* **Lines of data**
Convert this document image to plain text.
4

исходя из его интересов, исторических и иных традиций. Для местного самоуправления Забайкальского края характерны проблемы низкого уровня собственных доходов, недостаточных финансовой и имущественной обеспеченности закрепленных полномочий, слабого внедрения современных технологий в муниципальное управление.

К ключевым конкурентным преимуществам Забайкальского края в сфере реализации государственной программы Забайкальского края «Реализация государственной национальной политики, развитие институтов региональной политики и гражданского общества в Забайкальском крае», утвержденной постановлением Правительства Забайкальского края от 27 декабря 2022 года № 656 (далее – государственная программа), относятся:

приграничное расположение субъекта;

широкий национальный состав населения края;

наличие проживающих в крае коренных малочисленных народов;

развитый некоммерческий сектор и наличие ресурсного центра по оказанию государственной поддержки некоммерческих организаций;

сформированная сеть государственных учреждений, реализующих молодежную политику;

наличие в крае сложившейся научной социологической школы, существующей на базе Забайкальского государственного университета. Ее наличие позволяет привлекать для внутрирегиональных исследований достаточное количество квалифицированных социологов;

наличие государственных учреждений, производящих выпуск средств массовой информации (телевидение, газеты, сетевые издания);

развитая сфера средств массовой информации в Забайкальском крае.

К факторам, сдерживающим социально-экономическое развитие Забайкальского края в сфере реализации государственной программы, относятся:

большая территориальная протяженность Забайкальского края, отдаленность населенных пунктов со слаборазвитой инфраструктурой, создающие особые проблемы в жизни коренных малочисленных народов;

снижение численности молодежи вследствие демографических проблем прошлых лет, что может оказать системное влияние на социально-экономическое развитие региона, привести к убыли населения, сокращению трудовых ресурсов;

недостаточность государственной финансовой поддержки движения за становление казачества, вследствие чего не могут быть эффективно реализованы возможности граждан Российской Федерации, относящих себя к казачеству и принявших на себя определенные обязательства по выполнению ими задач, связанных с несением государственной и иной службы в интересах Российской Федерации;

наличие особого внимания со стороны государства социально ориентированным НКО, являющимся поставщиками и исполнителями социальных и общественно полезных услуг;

* **What the task asks**
Reproduce each line of the material above precisely.

* **Final result**
Convert this document image to plain text.
4

исходя из его интересов, исторических и иных традиций. Для местного самоуправления Забайкальского края характерны проблемы низкого уровня собственных доходов, недостаточных финансовой и имущественной обеспеченности закрепленных полномочий, слабого внедрения современных технологий в муниципальное управление.

К ключевым конкурентным преимуществам Забайкальского края в сфере реализации государственной программы Забайкальского края «Реализация государственной национальной политики, развитие институтов региональной политики и гражданского общества в Забайкальском крае», утвержденной постановлением Правительства Забайкальского края от 27 декабря 2022 года № 656 (далее – государственная программа), относятся:

приграничное расположение субъекта;

широкий национальный состав населения края;

наличие проживающих в крае коренных малочисленных народов;

развитый некоммерческий сектор и наличие ресурсного центра по оказанию государственной поддержки некоммерческих организаций;

сформированная сеть государственных учреждений, реализующих молодежную политику;

наличие в крае сложившейся научной социологической школы, существующей на базе Забайкальского государственного университета. Ее наличие позволяет привлекать для внутрирегиональных исследований достаточное количество квалифицированных социологов;

наличие государственных учреждений, производящих выпуск средств массовой информации (телевидение, газеты, сетевые издания);

развитая сфера средств массовой информации в Забайкальском крае.

К факторам, сдерживающим социально-экономическое развитие Забайкальского края в сфере реализации государственной программы, относятся:

большая территориальная протяженность Забайкальского края, отдаленность населенных пунктов со слаборазвитой инфраструктурой, создающие особые проблемы в жизни коренных малочисленных народов;

снижение численности молодежи вследствие демографических проблем прошлых лет, что может оказать системное влияние на социально-экономическое развитие региона, привести к убыли населения, сокращению трудовых ресурсов;

недостаточность государственной финансовой поддержки движения за становление казачества, вследствие чего не могут быть эффективно реализованы возможности граждан Российской Федерации, относящих себя к казачеству и принявших на себя определенные обязательства по выполнению ими задач, связанных с несением государственной и иной службы в интересах Российской Федерации;

наличие особого внимания со стороны государства социально ориентированным НКО, являющимся поставщиками и исполнителями социальных и общественно полезных услуг;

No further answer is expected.